**GIVEN DATA**

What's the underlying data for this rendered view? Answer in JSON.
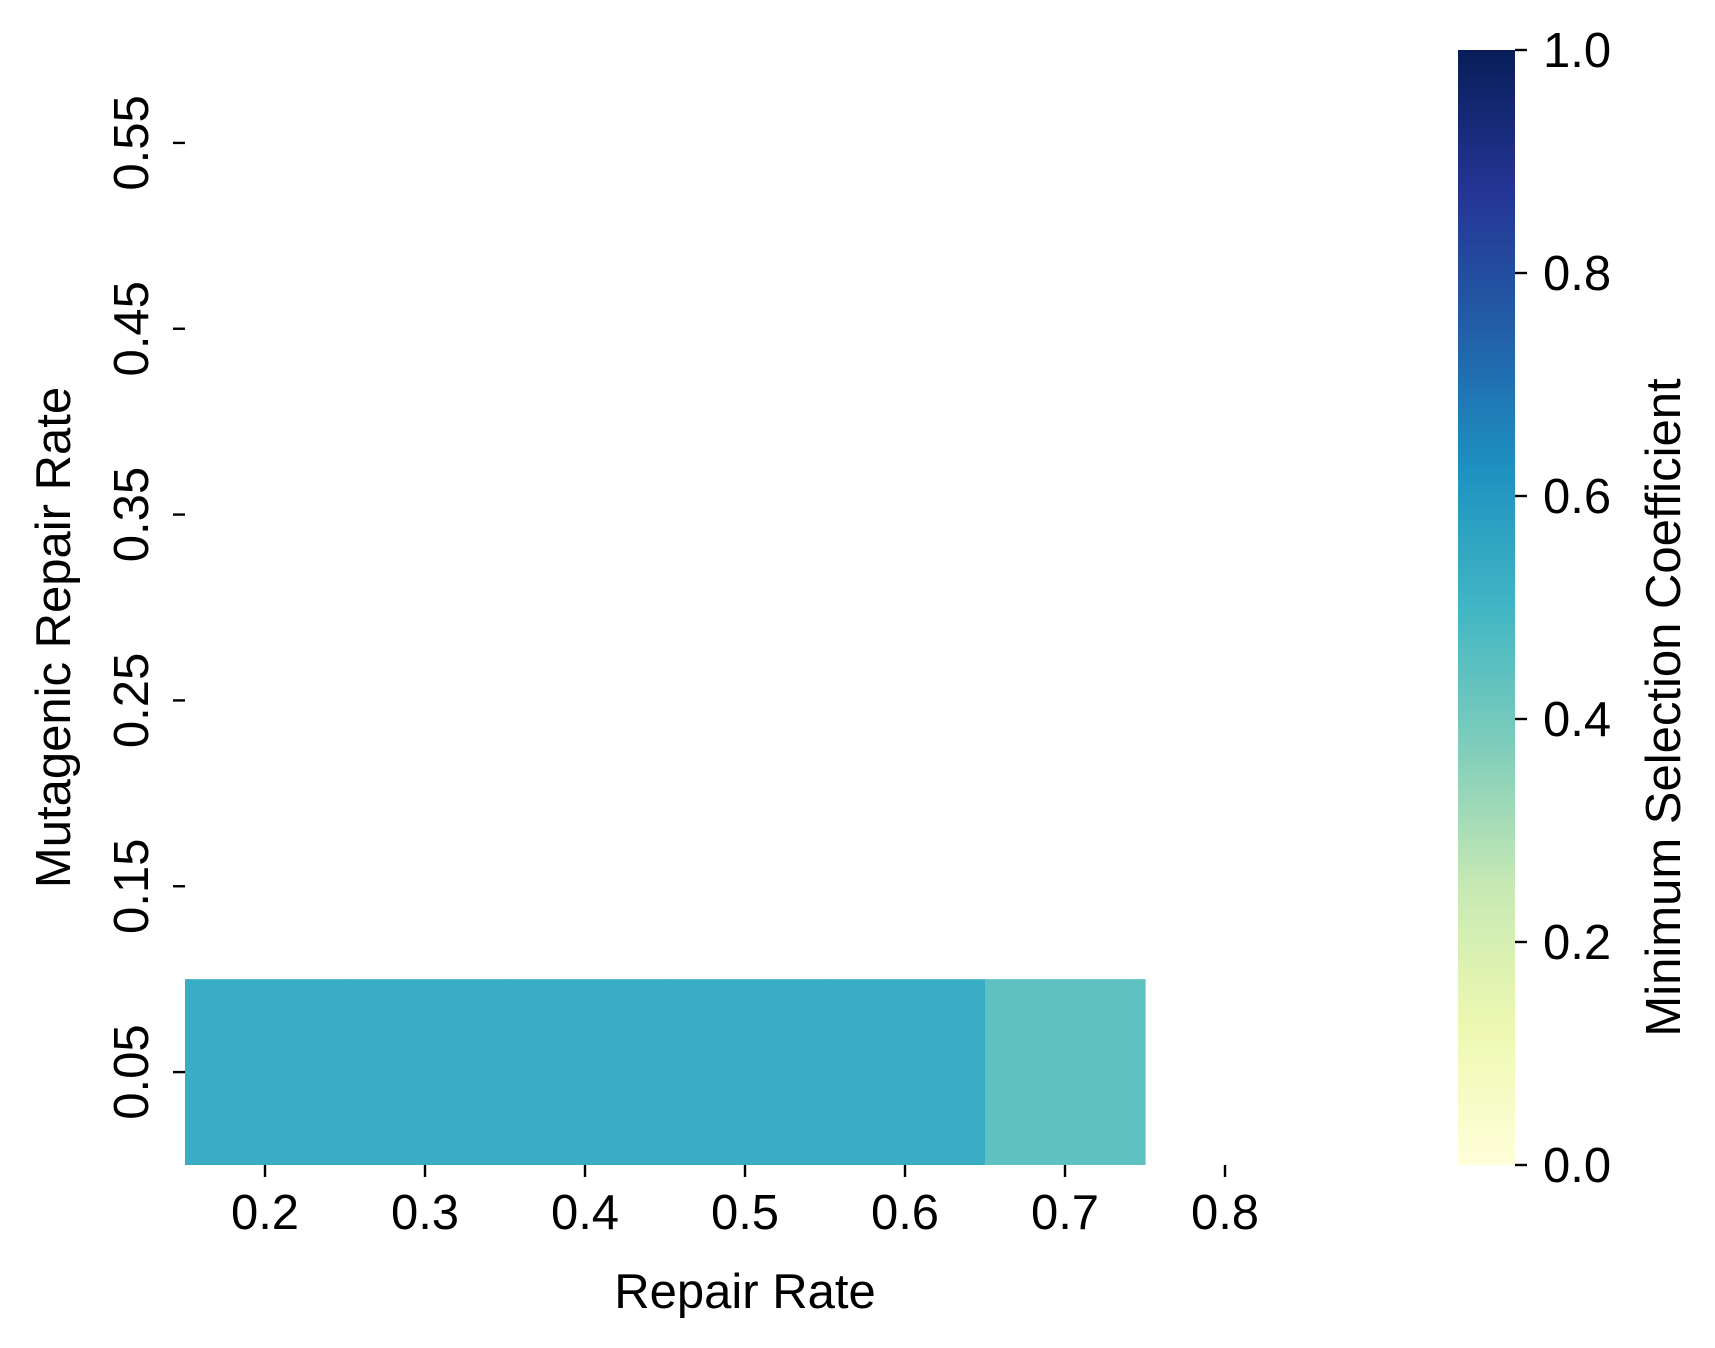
{
  "chart_data": {
    "type": "heatmap",
    "title": "",
    "xlabel": "Repair Rate",
    "ylabel": "Mutagenic Repair Rate",
    "x_ticks": [
      "0.2",
      "0.3",
      "0.4",
      "0.5",
      "0.6",
      "0.7",
      "0.8"
    ],
    "y_ticks": [
      "0.05",
      "0.15",
      "0.25",
      "0.35",
      "0.45",
      "0.55"
    ],
    "xlim": [
      0.15,
      0.85
    ],
    "ylim": [
      0.0,
      0.6
    ],
    "x": [
      0.2,
      0.3,
      0.4,
      0.5,
      0.6,
      0.7,
      0.8
    ],
    "y": [
      0.05,
      0.15,
      0.25,
      0.35,
      0.45,
      0.55
    ],
    "values": [
      [
        0.53,
        0.53,
        0.53,
        0.53,
        0.53,
        0.44,
        null
      ],
      [
        null,
        null,
        null,
        null,
        null,
        null,
        null
      ],
      [
        null,
        null,
        null,
        null,
        null,
        null,
        null
      ],
      [
        null,
        null,
        null,
        null,
        null,
        null,
        null
      ],
      [
        null,
        null,
        null,
        null,
        null,
        null,
        null
      ],
      [
        null,
        null,
        null,
        null,
        null,
        null,
        null
      ]
    ],
    "colorbar": {
      "label": "Minimum Selection Coefficient",
      "range": [
        0.0,
        1.0
      ],
      "ticks": [
        "0.0",
        "0.2",
        "0.4",
        "0.6",
        "0.8",
        "1.0"
      ],
      "colormap": "YlGnBu",
      "stops": [
        "#ffffd9",
        "#edf8b1",
        "#c7e9b4",
        "#7fcdbb",
        "#41b6c4",
        "#1d91c0",
        "#225ea8",
        "#253494",
        "#081d58"
      ]
    },
    "grid": false,
    "legend": "none"
  }
}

**THE TASK**
Select all lines in the listing above where the word "Rate" appears, and show them.

**RESPONSE TO THE TASK**
    "xlabel": "Repair Rate",
    "ylabel": "Mutagenic Repair Rate",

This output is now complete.